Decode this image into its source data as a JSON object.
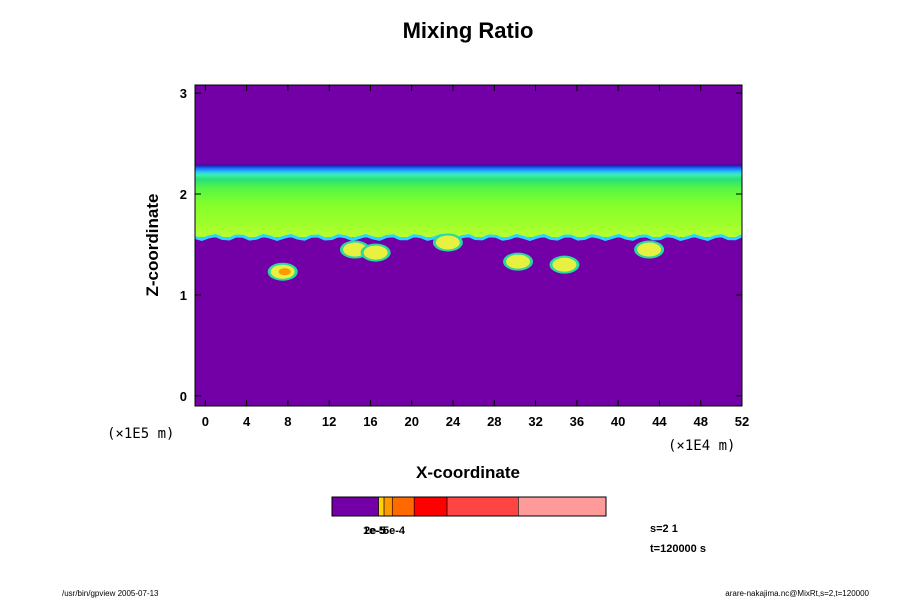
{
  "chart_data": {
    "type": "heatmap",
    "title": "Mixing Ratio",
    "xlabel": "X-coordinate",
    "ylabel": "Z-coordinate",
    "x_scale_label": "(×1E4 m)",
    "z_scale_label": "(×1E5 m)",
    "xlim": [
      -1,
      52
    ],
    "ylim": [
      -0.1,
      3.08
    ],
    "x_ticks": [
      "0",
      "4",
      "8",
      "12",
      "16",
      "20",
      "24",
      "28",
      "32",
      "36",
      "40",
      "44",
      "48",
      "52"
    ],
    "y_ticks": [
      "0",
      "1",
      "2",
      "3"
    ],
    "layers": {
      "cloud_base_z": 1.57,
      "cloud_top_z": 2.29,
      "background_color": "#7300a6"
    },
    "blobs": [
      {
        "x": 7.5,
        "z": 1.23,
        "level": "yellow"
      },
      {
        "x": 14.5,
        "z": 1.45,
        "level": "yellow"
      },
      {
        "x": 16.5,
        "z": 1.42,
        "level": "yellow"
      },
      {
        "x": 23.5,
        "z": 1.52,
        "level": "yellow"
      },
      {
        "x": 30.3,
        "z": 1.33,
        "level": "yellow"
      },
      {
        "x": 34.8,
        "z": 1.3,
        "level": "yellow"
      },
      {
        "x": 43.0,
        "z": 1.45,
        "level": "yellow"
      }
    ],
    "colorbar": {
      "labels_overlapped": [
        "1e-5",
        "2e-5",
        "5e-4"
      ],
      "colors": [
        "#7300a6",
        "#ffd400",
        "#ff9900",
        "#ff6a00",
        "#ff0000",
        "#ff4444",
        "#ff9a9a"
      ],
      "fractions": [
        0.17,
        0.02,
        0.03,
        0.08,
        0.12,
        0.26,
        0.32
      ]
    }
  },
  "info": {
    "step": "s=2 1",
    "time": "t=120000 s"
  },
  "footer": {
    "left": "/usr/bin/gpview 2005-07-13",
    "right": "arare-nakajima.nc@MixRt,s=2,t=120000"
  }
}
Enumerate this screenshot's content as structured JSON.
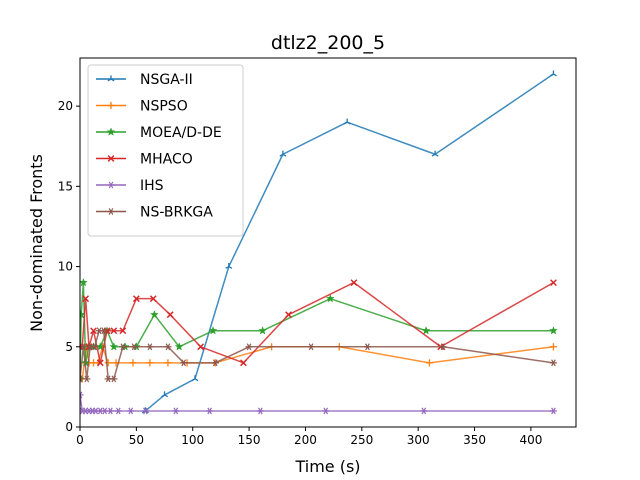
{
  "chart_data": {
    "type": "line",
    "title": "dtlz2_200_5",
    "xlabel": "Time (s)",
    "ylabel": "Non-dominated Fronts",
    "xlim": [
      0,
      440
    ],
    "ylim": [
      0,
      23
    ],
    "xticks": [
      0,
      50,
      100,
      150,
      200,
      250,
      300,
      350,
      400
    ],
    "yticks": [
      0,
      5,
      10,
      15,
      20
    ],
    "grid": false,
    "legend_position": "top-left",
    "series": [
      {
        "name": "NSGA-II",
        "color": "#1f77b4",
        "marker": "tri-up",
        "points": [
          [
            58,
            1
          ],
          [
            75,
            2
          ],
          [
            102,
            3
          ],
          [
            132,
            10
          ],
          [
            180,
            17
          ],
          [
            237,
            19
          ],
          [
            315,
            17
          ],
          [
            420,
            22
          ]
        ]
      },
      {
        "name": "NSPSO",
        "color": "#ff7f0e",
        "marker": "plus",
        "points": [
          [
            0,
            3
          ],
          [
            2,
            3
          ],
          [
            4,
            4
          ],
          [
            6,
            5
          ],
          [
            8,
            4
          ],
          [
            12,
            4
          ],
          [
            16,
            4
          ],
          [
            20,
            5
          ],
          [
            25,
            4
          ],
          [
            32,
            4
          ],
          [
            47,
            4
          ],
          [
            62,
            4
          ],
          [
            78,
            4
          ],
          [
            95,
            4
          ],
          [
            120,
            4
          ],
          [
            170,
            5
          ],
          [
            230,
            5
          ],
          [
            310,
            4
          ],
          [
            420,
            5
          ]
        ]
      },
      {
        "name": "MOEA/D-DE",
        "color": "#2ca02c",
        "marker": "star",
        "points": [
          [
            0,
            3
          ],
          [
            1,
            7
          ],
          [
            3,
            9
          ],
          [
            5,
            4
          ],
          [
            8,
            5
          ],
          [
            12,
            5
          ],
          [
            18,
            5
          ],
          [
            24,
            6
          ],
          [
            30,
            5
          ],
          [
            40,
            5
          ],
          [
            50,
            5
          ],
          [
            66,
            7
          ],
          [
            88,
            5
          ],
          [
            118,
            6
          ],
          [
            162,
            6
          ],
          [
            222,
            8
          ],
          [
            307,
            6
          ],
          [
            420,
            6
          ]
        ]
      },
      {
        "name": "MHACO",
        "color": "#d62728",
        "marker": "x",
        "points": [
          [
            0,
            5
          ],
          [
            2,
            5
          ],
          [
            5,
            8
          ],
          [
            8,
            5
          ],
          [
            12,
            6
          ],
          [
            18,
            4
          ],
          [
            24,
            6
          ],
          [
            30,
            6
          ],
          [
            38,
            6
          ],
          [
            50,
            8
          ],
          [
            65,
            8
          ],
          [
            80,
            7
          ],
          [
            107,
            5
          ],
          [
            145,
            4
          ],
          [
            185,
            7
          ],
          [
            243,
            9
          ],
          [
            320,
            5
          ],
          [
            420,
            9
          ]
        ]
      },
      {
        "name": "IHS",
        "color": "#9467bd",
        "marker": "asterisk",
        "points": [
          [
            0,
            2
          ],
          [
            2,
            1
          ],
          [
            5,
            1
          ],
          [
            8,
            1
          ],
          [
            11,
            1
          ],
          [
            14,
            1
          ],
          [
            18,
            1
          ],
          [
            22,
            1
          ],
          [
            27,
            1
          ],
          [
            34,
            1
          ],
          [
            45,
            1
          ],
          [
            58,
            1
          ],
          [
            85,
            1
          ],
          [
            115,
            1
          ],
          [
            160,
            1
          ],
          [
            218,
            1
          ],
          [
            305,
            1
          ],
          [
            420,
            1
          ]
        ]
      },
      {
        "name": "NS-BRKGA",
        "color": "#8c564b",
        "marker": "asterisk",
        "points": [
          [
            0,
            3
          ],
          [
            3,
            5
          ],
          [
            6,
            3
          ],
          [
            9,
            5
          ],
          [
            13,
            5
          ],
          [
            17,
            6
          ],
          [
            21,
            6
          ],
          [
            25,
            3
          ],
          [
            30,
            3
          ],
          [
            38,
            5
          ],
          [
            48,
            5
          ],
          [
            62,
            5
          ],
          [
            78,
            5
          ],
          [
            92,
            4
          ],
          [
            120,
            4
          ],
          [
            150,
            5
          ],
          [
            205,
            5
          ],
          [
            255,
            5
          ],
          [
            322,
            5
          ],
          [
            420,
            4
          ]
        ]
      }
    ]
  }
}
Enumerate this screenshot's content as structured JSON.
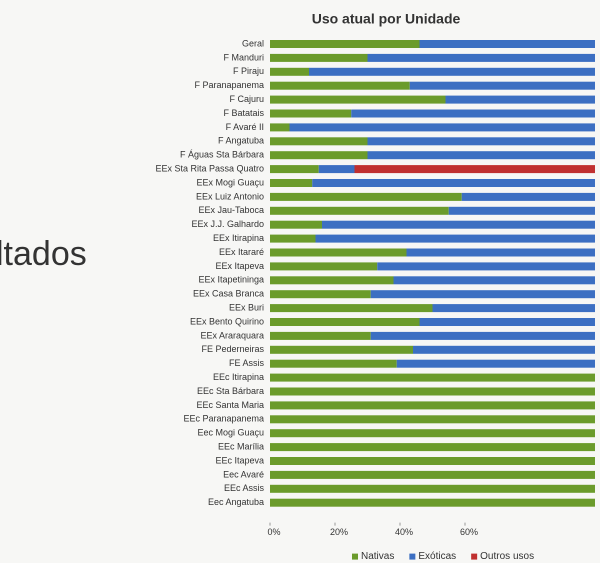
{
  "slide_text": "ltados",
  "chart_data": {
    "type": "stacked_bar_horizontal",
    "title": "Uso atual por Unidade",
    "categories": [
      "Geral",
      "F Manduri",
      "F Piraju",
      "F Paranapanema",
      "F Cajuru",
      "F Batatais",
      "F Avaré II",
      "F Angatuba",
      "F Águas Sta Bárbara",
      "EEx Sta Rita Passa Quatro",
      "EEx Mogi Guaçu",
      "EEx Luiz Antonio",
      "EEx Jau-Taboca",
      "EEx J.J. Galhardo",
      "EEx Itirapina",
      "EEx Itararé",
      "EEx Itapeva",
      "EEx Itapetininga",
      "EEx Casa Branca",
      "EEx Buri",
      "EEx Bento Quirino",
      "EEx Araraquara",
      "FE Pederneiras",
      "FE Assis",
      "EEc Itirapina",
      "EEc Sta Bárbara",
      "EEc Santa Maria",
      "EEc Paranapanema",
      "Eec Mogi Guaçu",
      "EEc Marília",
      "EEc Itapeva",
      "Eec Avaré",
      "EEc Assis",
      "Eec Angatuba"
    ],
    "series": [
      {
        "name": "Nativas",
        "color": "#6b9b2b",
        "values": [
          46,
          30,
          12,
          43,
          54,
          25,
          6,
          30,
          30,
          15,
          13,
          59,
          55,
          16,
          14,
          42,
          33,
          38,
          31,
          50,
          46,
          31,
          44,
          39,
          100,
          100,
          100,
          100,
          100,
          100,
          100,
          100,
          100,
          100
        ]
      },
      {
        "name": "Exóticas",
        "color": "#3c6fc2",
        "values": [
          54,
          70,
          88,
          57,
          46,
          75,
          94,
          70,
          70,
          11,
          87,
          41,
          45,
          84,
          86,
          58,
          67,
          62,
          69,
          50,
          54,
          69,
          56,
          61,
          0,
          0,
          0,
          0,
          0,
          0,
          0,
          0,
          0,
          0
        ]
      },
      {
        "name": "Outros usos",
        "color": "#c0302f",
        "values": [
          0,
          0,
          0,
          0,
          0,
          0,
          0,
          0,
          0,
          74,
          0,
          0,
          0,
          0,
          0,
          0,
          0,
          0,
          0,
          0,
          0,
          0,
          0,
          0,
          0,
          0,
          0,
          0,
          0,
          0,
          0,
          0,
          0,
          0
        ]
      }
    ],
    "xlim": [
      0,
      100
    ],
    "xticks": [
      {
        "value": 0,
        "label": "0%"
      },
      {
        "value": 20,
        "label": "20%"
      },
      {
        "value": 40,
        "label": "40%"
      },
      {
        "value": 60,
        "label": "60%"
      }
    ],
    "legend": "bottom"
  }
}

> [WHAT TO WORK ON]:
What is the number of lines in the data that hold the word "marker"? Reply with that number and nothing else.

> [TASK OUTPUT]:
6